Problem details: Quote the listing in full, exactly as given, minus any pictures.

Material for this exercise:
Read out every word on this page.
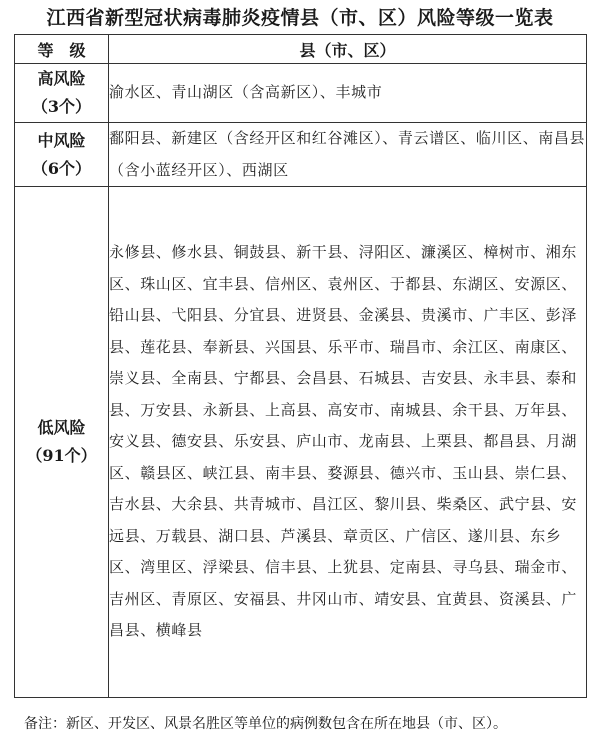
江西省新型冠状病毒肺炎疫情县（市、区）风险等级一览表
等　级	县（市、区）

高风险
（3个）	渝水区、青山湖区（含高新区）、丰城市

中风险
（6个）	鄱阳县、新建区（含经开区和红谷滩区）、青云谱区、临川区、南昌县（含小蓝经开区）、西湖区

低风险
（91个）	永修县、修水县、铜鼓县、新干县、浔阳区、濂溪区、樟树市、湘东区、珠山区、宜丰县、信州区、袁州区、于都县、东湖区、安源区、铅山县、弋阳县、分宜县、进贤县、金溪县、贵溪市、广丰区、彭泽县、莲花县、奉新县、兴国县、乐平市、瑞昌市、余江区、南康区、崇义县、全南县、宁都县、会昌县、石城县、吉安县、永丰县、泰和县、万安县、永新县、上高县、高安市、南城县、余干县、万年县、安义县、德安县、乐安县、庐山市、龙南县、上栗县、都昌县、月湖区、赣县区、峡江县、南丰县、婺源县、德兴市、玉山县、崇仁县、吉水县、大余县、共青城市、昌江区、黎川县、柴桑区、武宁县、安远县、万载县、湖口县、芦溪县、章贡区、广信区、遂川县、东乡区、湾里区、浮梁县、信丰县、上犹县、定南县、寻乌县、瑞金市、吉州区、青原区、安福县、井冈山市、靖安县、宜黄县、资溪县、广昌县、横峰县
备注：新区、开发区、风景名胜区等单位的病例数包含在所在地县（市、区）。
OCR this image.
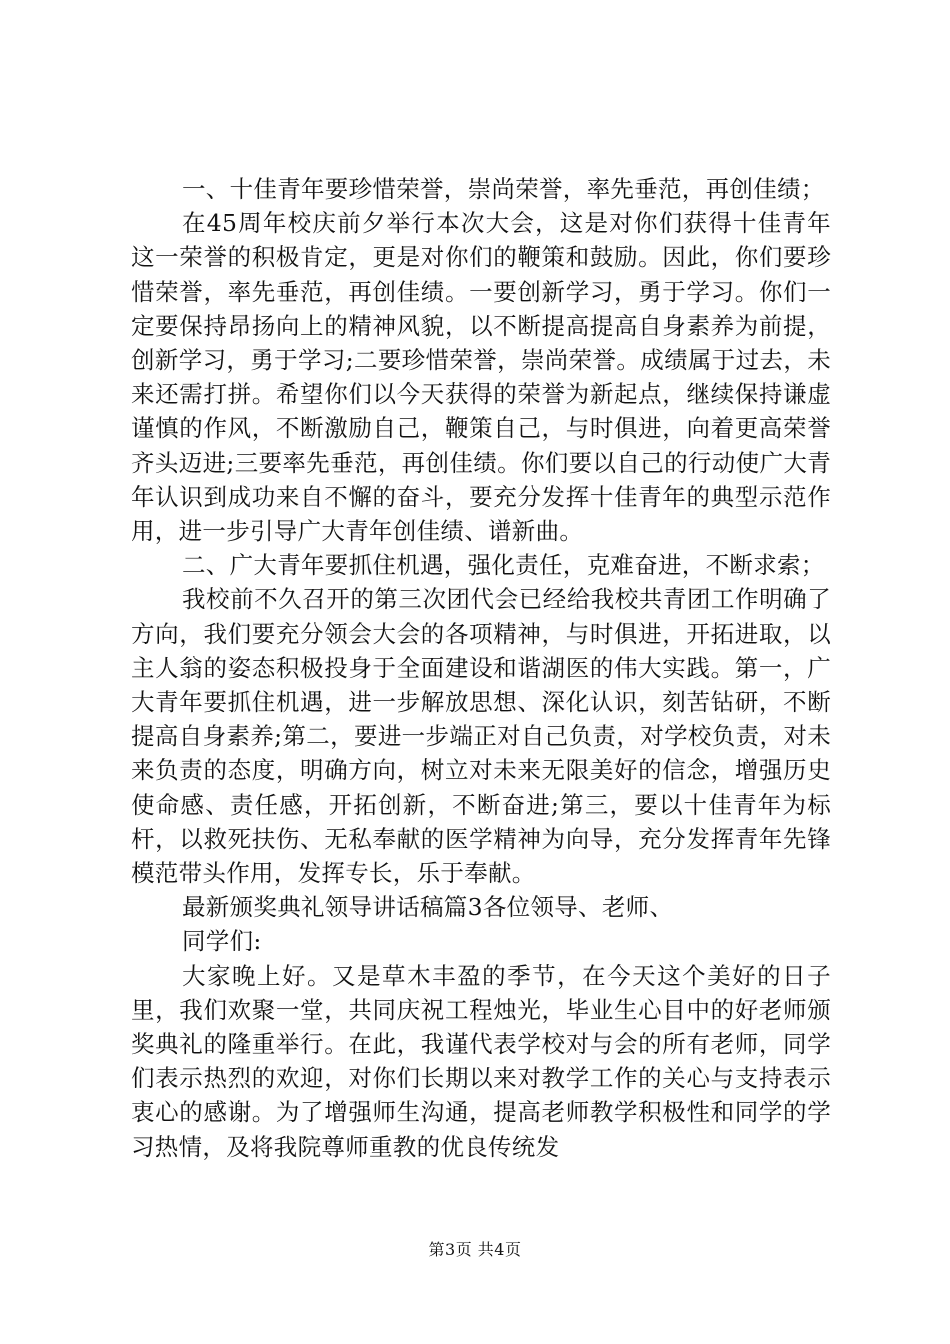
一、十佳青年要珍惜荣誉，崇尚荣誉，率先垂范，再创佳绩；

在45周年校庆前夕举行本次大会，这是对你们获得十佳青年这一荣誉的积极肯定，更是对你们的鞭策和鼓励。因此，你们要珍惜荣誉，率先垂范，再创佳绩。一要创新学习，勇于学习。你们一定要保持昂扬向上的精神风貌，以不断提高提高自身素养为前提，创新学习，勇于学习;二要珍惜荣誉，崇尚荣誉。成绩属于过去，未来还需打拼。希望你们以今天获得的荣誉为新起点，继续保持谦虚谨慎的作风，不断激励自己，鞭策自己，与时俱进，向着更高荣誉齐头迈进;三要率先垂范，再创佳绩。你们要以自己的行动使广大青年认识到成功来自不懈的奋斗，要充分发挥十佳青年的典型示范作用，进一步引导广大青年创佳绩、谱新曲。

二、广大青年要抓住机遇，强化责任，克难奋进，不断求索；

我校前不久召开的第三次团代会已经给我校共青团工作明确了方向，我们要充分领会大会的各项精神，与时俱进，开拓进取，以主人翁的姿态积极投身于全面建设和谐湖医的伟大实践。第一，广大青年要抓住机遇，进一步解放思想、深化认识，刻苦钻研，不断提高自身素养;第二，要进一步端正对自己负责，对学校负责，对未来负责的态度，明确方向，树立对未来无限美好的信念，增强历史使命感、责任感，开拓创新，不断奋进;第三，要以十佳青年为标杆，以救死扶伤、无私奉献的医学精神为向导，充分发挥青年先锋模范带头作用，发挥专长，乐于奉献。

最新颁奖典礼领导讲话稿篇3各位领导、老师、

同学们:

大家晚上好。又是草木丰盈的季节，在今天这个美好的日子里，我们欢聚一堂，共同庆祝工程烛光，毕业生心目中的好老师颁奖典礼的隆重举行。在此，我谨代表学校对与会的所有老师，同学们表示热烈的欢迎，对你们长期以来对教学工作的关心与支持表示衷心的感谢。为了增强师生沟通，提高老师教学积极性和同学的学习热情，及将我院尊师重教的优良传统发

第3页 共4页
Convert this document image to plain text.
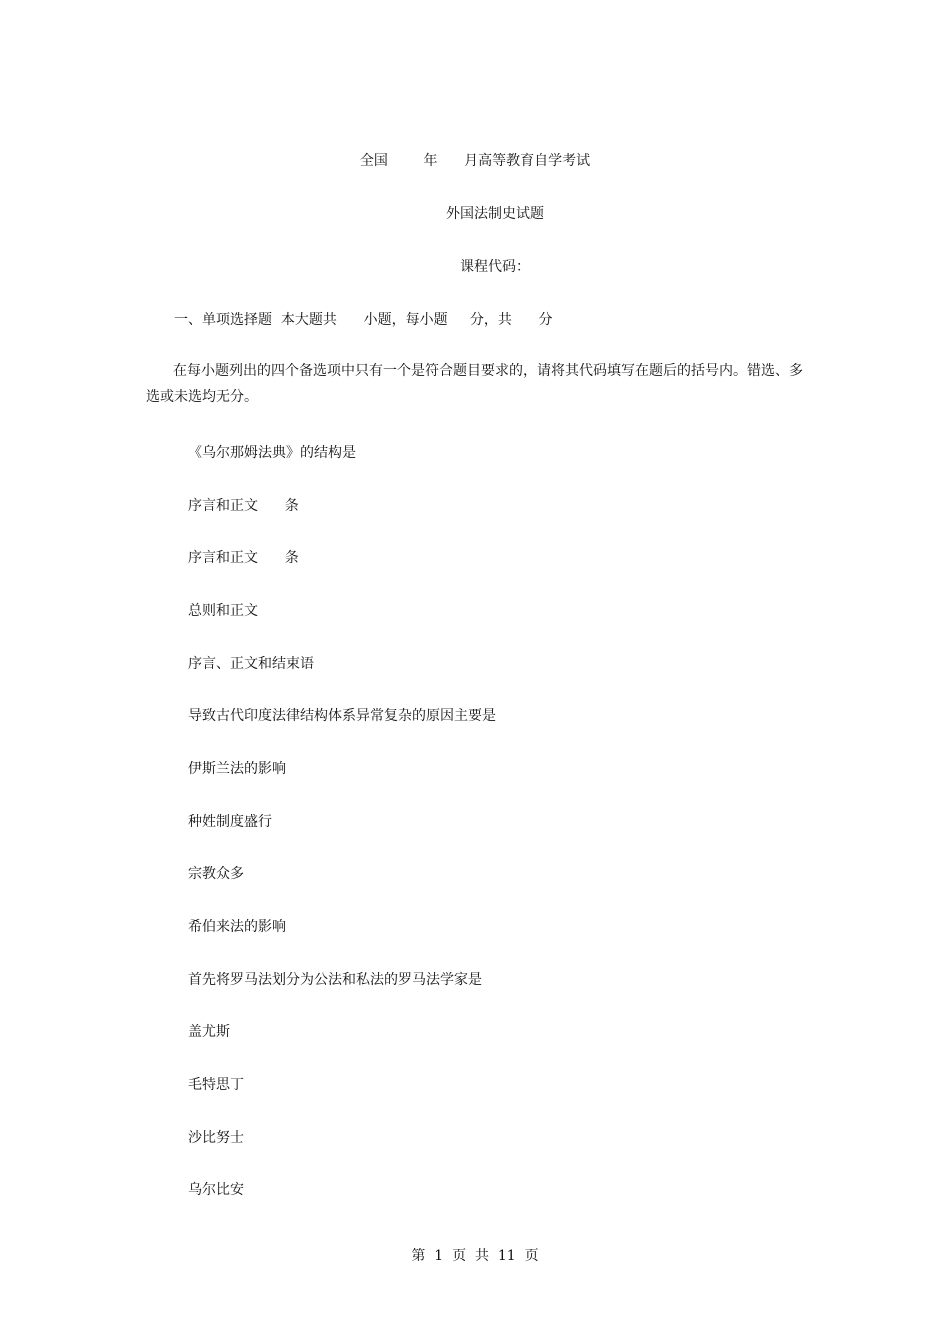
全国        年      月高等教育自学考试
外国法制史试题
课程代码：
一、单项选择题  本大题共      小题，每小题     分，共      分
在每小题列出的四个备选项中只有一个是符合题目要求的，请将其代码填写在题后的括号内。错选、多选或未选均无分。
《乌尔那姆法典》的结构是
序言和正文      条
序言和正文      条
总则和正文
序言、正文和结束语
导致古代印度法律结构体系异常复杂的原因主要是
伊斯兰法的影响
种姓制度盛行
宗教众多
希伯来法的影响
首先将罗马法划分为公法和私法的罗马法学家是
盖尤斯
毛特思丁
沙比努士
乌尔比安
第  1  页  共  11  页
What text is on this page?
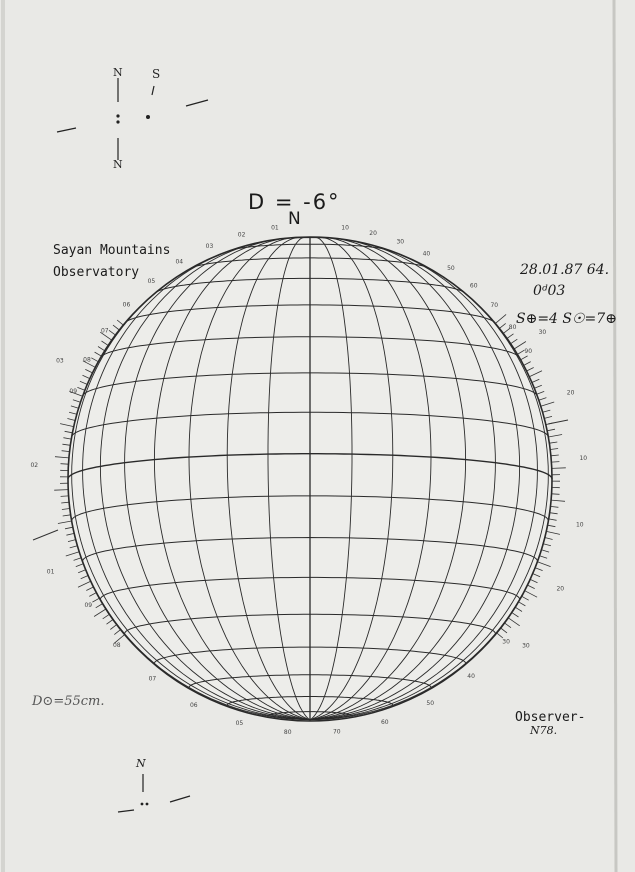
N S
N
09
08
07
06
05
04
03
02
01	10
20
30
40
50
60
70
80
90
01
02
03
30
20
10
10
20
30
09
08
07
06
05
80	70
60
50
40
30
D = -6°
N
Sayan Mountains
Observatory	28.01.87 64.
0ᵈ03
S⊕=4 S☉=7⊕
D⊙=55cm.
Observer-
N78.
N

Complete response:
Read out every word on this page.
江西省新型冠状病毒肺炎疫情县（市、区）风险等级一览表
等　级	县（市、区）

高风险
（3个）	渝水区、青山湖区（含高新区）、丰城市

中风险
（6个）	鄱阳县、新建区（含经开区和红谷滩区）、青云谱区、临川区、南昌县（含小蓝经开区）、西湖区

低风险
（91个）	永修县、修水县、铜鼓县、新干县、浔阳区、濂溪区、樟树市、湘东区、珠山区、宜丰县、信州区、袁州区、于都县、东湖区、安源区、铅山县、弋阳县、分宜县、进贤县、金溪县、贵溪市、广丰区、彭泽县、莲花县、奉新县、兴国县、乐平市、瑞昌市、余江区、南康区、崇义县、全南县、宁都县、会昌县、石城县、吉安县、永丰县、泰和县、万安县、永新县、上高县、高安市、南城县、余干县、万年县、安义县、德安县、乐安县、庐山市、龙南县、上栗县、都昌县、月湖区、赣县区、峡江县、南丰县、婺源县、德兴市、玉山县、崇仁县、吉水县、大余县、共青城市、昌江区、黎川县、柴桑区、武宁县、安远县、万载县、湖口县、芦溪县、章贡区、广信区、遂川县、东乡区、湾里区、浮梁县、信丰县、上犹县、定南县、寻乌县、瑞金市、吉州区、青原区、安福县、井冈山市、靖安县、宜黄县、资溪县、广昌县、横峰县
备注：新区、开发区、风景名胜区等单位的病例数包含在所在地县（市、区）。
OCR this image.
一、十佳青年要珍惜荣誉，崇尚荣誉，率先垂范，再创佳绩；

在45周年校庆前夕举行本次大会，这是对你们获得十佳青年这一荣誉的积极肯定，更是对你们的鞭策和鼓励。因此，你们要珍惜荣誉，率先垂范，再创佳绩。一要创新学习，勇于学习。你们一定要保持昂扬向上的精神风貌，以不断提高提高自身素养为前提，创新学习，勇于学习;二要珍惜荣誉，崇尚荣誉。成绩属于过去，未来还需打拼。希望你们以今天获得的荣誉为新起点，继续保持谦虚谨慎的作风，不断激励自己，鞭策自己，与时俱进，向着更高荣誉齐头迈进;三要率先垂范，再创佳绩。你们要以自己的行动使广大青年认识到成功来自不懈的奋斗，要充分发挥十佳青年的典型示范作用，进一步引导广大青年创佳绩、谱新曲。

二、广大青年要抓住机遇，强化责任，克难奋进，不断求索；

我校前不久召开的第三次团代会已经给我校共青团工作明确了方向，我们要充分领会大会的各项精神，与时俱进，开拓进取，以主人翁的姿态积极投身于全面建设和谐湖医的伟大实践。第一，广大青年要抓住机遇，进一步解放思想、深化认识，刻苦钻研，不断提高自身素养;第二，要进一步端正对自己负责，对学校负责，对未来负责的态度，明确方向，树立对未来无限美好的信念，增强历史使命感、责任感，开拓创新，不断奋进;第三，要以十佳青年为标杆，以救死扶伤、无私奉献的医学精神为向导，充分发挥青年先锋模范带头作用，发挥专长，乐于奉献。

最新颁奖典礼领导讲话稿篇3各位领导、老师、

同学们:

大家晚上好。又是草木丰盈的季节，在今天这个美好的日子里，我们欢聚一堂，共同庆祝工程烛光，毕业生心目中的好老师颁奖典礼的隆重举行。在此，我谨代表学校对与会的所有老师，同学们表示热烈的欢迎，对你们长期以来对教学工作的关心与支持表示衷心的感谢。为了增强师生沟通，提高老师教学积极性和同学的学习热情，及将我院尊师重教的优良传统发

第3页 共4页
Convert this document image to plain text.
全国        年      月高等教育自学考试
外国法制史试题
课程代码：
一、单项选择题  本大题共      小题，每小题     分，共      分
在每小题列出的四个备选项中只有一个是符合题目要求的，请将其代码填写在题后的括号内。错选、多选或未选均无分。
《乌尔那姆法典》的结构是
序言和正文      条
序言和正文      条
总则和正文
序言、正文和结束语
导致古代印度法律结构体系异常复杂的原因主要是
伊斯兰法的影响
种姓制度盛行
宗教众多
希伯来法的影响
首先将罗马法划分为公法和私法的罗马法学家是
盖尤斯
毛特思丁
沙比努士
乌尔比安
第  1  页  共  11  页
What text is on this page?
N S
N
09
08
07
06
05
04
03
02
01	10
20
30
40
50
60
70
80
90
01
02
03
30
20
10
10
20
30
09
08
07
06
05
80	70
60
50
40
30
D = -6°
N
Sayan Mountains
Observatory	28.01.87 64.
0ᵈ03
S⊕=4 S☉=7⊕
D⊙=55cm.
Observer-
N78.
N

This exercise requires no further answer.